[begin The input]
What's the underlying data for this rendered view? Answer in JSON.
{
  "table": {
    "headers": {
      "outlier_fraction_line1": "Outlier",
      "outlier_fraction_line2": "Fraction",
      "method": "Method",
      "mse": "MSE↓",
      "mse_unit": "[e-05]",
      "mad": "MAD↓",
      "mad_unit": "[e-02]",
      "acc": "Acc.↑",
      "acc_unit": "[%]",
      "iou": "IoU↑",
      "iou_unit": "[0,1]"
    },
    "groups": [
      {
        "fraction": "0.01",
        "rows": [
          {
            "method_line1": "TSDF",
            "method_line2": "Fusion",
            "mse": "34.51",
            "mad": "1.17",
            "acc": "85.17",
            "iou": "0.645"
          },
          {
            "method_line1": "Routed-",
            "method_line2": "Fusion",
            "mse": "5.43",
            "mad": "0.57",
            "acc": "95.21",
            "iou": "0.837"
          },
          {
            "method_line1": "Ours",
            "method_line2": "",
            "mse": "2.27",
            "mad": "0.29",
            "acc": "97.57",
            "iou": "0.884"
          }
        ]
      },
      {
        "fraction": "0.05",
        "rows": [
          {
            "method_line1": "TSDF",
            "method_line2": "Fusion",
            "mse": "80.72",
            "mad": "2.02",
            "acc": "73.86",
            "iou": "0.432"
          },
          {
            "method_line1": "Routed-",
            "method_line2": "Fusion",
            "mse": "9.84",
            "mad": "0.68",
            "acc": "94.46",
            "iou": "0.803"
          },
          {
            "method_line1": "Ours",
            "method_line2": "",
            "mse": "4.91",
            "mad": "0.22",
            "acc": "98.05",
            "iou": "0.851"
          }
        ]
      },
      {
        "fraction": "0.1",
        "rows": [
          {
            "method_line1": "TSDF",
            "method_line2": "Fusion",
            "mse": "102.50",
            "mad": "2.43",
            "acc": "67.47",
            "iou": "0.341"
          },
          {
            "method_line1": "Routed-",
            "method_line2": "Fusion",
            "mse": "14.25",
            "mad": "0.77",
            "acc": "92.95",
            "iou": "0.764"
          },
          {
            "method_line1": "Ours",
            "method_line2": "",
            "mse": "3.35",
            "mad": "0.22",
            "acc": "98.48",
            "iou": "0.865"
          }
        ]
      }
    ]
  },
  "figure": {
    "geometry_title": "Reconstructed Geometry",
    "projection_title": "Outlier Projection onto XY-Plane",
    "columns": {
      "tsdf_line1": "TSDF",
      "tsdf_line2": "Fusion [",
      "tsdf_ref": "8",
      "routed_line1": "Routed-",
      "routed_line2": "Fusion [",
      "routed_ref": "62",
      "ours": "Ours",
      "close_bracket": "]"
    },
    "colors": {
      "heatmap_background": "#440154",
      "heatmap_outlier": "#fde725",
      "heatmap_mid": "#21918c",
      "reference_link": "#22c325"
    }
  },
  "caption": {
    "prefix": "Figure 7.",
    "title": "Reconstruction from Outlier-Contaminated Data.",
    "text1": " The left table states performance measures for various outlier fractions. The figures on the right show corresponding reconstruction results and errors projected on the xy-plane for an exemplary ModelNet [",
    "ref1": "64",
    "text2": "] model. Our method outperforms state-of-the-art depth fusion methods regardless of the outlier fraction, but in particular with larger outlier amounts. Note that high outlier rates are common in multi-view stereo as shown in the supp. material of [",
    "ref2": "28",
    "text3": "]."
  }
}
[end The input]
To be done: Each line must be given again exactly as written above.

Reply:
What's the underlying data for this rendered view? Answer in JSON.
{
  "table": {
    "headers": {
      "outlier_fraction_line1": "Outlier",
      "outlier_fraction_line2": "Fraction",
      "method": "Method",
      "mse": "MSE↓",
      "mse_unit": "[e-05]",
      "mad": "MAD↓",
      "mad_unit": "[e-02]",
      "acc": "Acc.↑",
      "acc_unit": "[%]",
      "iou": "IoU↑",
      "iou_unit": "[0,1]"
    },
    "groups": [
      {
        "fraction": "0.01",
        "rows": [
          {
            "method_line1": "TSDF",
            "method_line2": "Fusion",
            "mse": "34.51",
            "mad": "1.17",
            "acc": "85.17",
            "iou": "0.645"
          },
          {
            "method_line1": "Routed-",
            "method_line2": "Fusion",
            "mse": "5.43",
            "mad": "0.57",
            "acc": "95.21",
            "iou": "0.837"
          },
          {
            "method_line1": "Ours",
            "method_line2": "",
            "mse": "2.27",
            "mad": "0.29",
            "acc": "97.57",
            "iou": "0.884"
          }
        ]
      },
      {
        "fraction": "0.05",
        "rows": [
          {
            "method_line1": "TSDF",
            "method_line2": "Fusion",
            "mse": "80.72",
            "mad": "2.02",
            "acc": "73.86",
            "iou": "0.432"
          },
          {
            "method_line1": "Routed-",
            "method_line2": "Fusion",
            "mse": "9.84",
            "mad": "0.68",
            "acc": "94.46",
            "iou": "0.803"
          },
          {
            "method_line1": "Ours",
            "method_line2": "",
            "mse": "4.91",
            "mad": "0.22",
            "acc": "98.05",
            "iou": "0.851"
          }
        ]
      },
      {
        "fraction": "0.1",
        "rows": [
          {
            "method_line1": "TSDF",
            "method_line2": "Fusion",
            "mse": "102.50",
            "mad": "2.43",
            "acc": "67.47",
            "iou": "0.341"
          },
          {
            "method_line1": "Routed-",
            "method_line2": "Fusion",
            "mse": "14.25",
            "mad": "0.77",
            "acc": "92.95",
            "iou": "0.764"
          },
          {
            "method_line1": "Ours",
            "method_line2": "",
            "mse": "3.35",
            "mad": "0.22",
            "acc": "98.48",
            "iou": "0.865"
          }
        ]
      }
    ]
  },
  "figure": {
    "geometry_title": "Reconstructed Geometry",
    "projection_title": "Outlier Projection onto XY-Plane",
    "columns": {
      "tsdf_line1": "TSDF",
      "tsdf_line2": "Fusion [",
      "tsdf_ref": "8",
      "routed_line1": "Routed-",
      "routed_line2": "Fusion [",
      "routed_ref": "62",
      "ours": "Ours",
      "close_bracket": "]"
    },
    "colors": {
      "heatmap_background": "#440154",
      "heatmap_outlier": "#fde725",
      "heatmap_mid": "#21918c",
      "reference_link": "#22c325"
    }
  },
  "caption": {
    "prefix": "Figure 7.",
    "title": "Reconstruction from Outlier-Contaminated Data.",
    "text1": " The left table states performance measures for various outlier fractions. The figures on the right show corresponding reconstruction results and errors projected on the xy-plane for an exemplary ModelNet [",
    "ref1": "64",
    "text2": "] model. Our method outperforms state-of-the-art depth fusion methods regardless of the outlier fraction, but in particular with larger outlier amounts. Note that high outlier rates are common in multi-view stereo as shown in the supp. material of [",
    "ref2": "28",
    "text3": "]."
  }
}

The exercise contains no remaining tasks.